→ Work to complete
Continue the post below on how much technical know-how Web analysts need, starting right after its last sentence.

→ Source extract
▬▬▬▬▬▬

Web Analysts don't have to be Tech Experts. Just Tech Savvy.

How deep does a Web analyst have to dive into Web analytics tool technology to be effective? In my opinion, they don't have to be an expert. They need to know enough about the differences in technology to understand how technology affects data collection. They need to understand why good tagging, good data clensing, and cookie management are important. And they need to be able to simplify all this complexity and explain this to Web site owners or project managers, so that when Web site builds, content changes or re-designs are in the works, there's time and money alloted for this work.

This post was triggered by a question on the Web Analytics Forum. Kristen Lindsey of Apokrisis asked...

"...Does anyone have some advice on a) what technological expertise would be partcularly good to acquire for analytics consulting...

Also, what do you think are limitations for non-technically trained web analytics consultant without gaining this sort of knowledge?..."
> Read Kristen's full post.

I replied...

"Web analysts should focus on interpreting results for business and communicating them rather than implementing tagging. Therefore, IMHO, Web analysts don't have to be javascript experts. They won't have the bandwidth to do both anyway! Web analysts should be *accountable* for ensuring the tagging is done properly, but they don't personally have to be *responsible* for doing the work.

▬▬▬▬▬▬

→ Data shown
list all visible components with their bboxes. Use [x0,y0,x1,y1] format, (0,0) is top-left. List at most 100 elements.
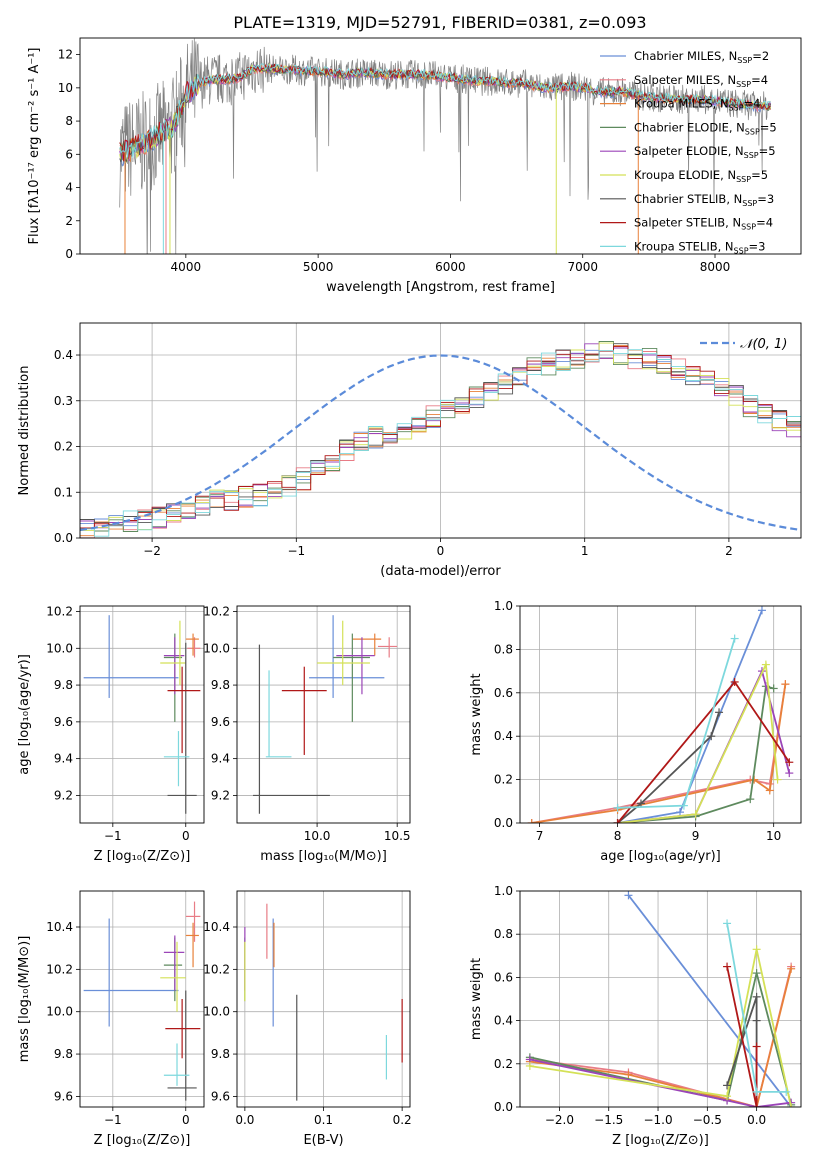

▬▬▬▬▬▬

→ Output of the exercise
So what should a Web analyst know about javascript? Know enough to do a quick spot check for gross errors (comes in handy at times when troubleshooting). Know that the implementation process varies for different vendors. Know what the common pitfalls are for the tool you're working with. Know where the extra effort needs to be spent tagging, and then know enough to make sure someone gets the needed tagging done right."
>Read my full post on the Web Analytics Forum

More thoughts on this subject...Successful Web analytics is more than tools & coding. A business-focused Web analyst will deliver more returns to the business faster. And since business savvy analysis and communication are hard to come by, my vote is to have analysts focus on improving the business.

Some Web analytsts are both business-savvy and tech experts. But they are few and far between. And if we set the bar that high, it'll be hard for the practice of Web analytics to grow. So strive for businsess-savvy and tech-savvy but not tech expert. What does being tech-savvy look like?
  • Know the differences, benefits and limitations between server log file and page tagging technologies. Understand the idiosyncrasies of the tool you're working with. Understand how cookies work.
  • Know enough to value precise tagging, plan for adequate project resources to tag, and spec the quality outcome you need.
  • Hire the tech expertise. Partner closely with a tech expert.
  • Know how to detect problems. Pass in-depth investigation to your tech expert. (Using a home-owner analogy... you'll know when your plumbing's leaking but you might not want to fix it yourself!)
  • Train (or contract) someone else to implement the detailed tagging. All vendors provide training support if you want to build this expertise in-house.
What do you think?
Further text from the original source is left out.